### Request:
Transcribe all the records with complete accuracy.
※
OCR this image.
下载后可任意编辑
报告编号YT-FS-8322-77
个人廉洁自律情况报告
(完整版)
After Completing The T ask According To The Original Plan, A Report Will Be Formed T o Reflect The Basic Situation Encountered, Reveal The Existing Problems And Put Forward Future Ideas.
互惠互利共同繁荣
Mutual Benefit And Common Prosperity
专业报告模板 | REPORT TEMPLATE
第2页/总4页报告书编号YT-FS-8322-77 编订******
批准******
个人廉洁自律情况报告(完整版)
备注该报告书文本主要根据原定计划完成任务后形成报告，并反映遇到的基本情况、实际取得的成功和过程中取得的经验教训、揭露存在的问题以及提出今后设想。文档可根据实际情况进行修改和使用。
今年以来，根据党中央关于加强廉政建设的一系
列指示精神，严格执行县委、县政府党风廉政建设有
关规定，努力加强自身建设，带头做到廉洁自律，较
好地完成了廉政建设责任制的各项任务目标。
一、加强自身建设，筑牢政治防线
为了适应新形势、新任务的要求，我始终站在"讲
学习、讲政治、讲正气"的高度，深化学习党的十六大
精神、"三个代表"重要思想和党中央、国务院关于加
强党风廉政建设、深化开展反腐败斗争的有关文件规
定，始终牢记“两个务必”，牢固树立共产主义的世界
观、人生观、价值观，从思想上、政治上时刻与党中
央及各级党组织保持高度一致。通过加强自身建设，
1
※
### Output for this exercise:
OCR this image.
下载后可任意编辑
报告编号YT-FS-8322-77
个人廉洁自律情况报告
(完整版)
After Completing The T ask According To The Original Plan, A Report Will Be Formed T o Reflect The Basic Situation Encountered, Reveal The Existing Problems And Put Forward Future Ideas.
互惠互利共同繁荣
Mutual Benefit And Common Prosperity
专业报告模板 | REPORT TEMPLATE
第2页/总4页报告书编号YT-FS-8322-77 编订******
批准******
个人廉洁自律情况报告(完整版)
备注该报告书文本主要根据原定计划完成任务后形成报告，并反映遇到的基本情况、实际取得的成功和过程中取得的经验教训、揭露存在的问题以及提出今后设想。文档可根据实际情况进行修改和使用。
今年以来，根据党中央关于加强廉政建设的一系
列指示精神，严格执行县委、县政府党风廉政建设有
关规定，努力加强自身建设，带头做到廉洁自律，较
好地完成了廉政建设责任制的各项任务目标。
一、加强自身建设，筑牢政治防线
为了适应新形势、新任务的要求，我始终站在"讲
学习、讲政治、讲正气"的高度，深化学习党的十六大
精神、"三个代表"重要思想和党中央、国务院关于加
强党风廉政建设、深化开展反腐败斗争的有关文件规
定，始终牢记“两个务必”，牢固树立共产主义的世界
观、人生观、价值观，从思想上、政治上时刻与党中
央及各级党组织保持高度一致。通过加强自身建设，
1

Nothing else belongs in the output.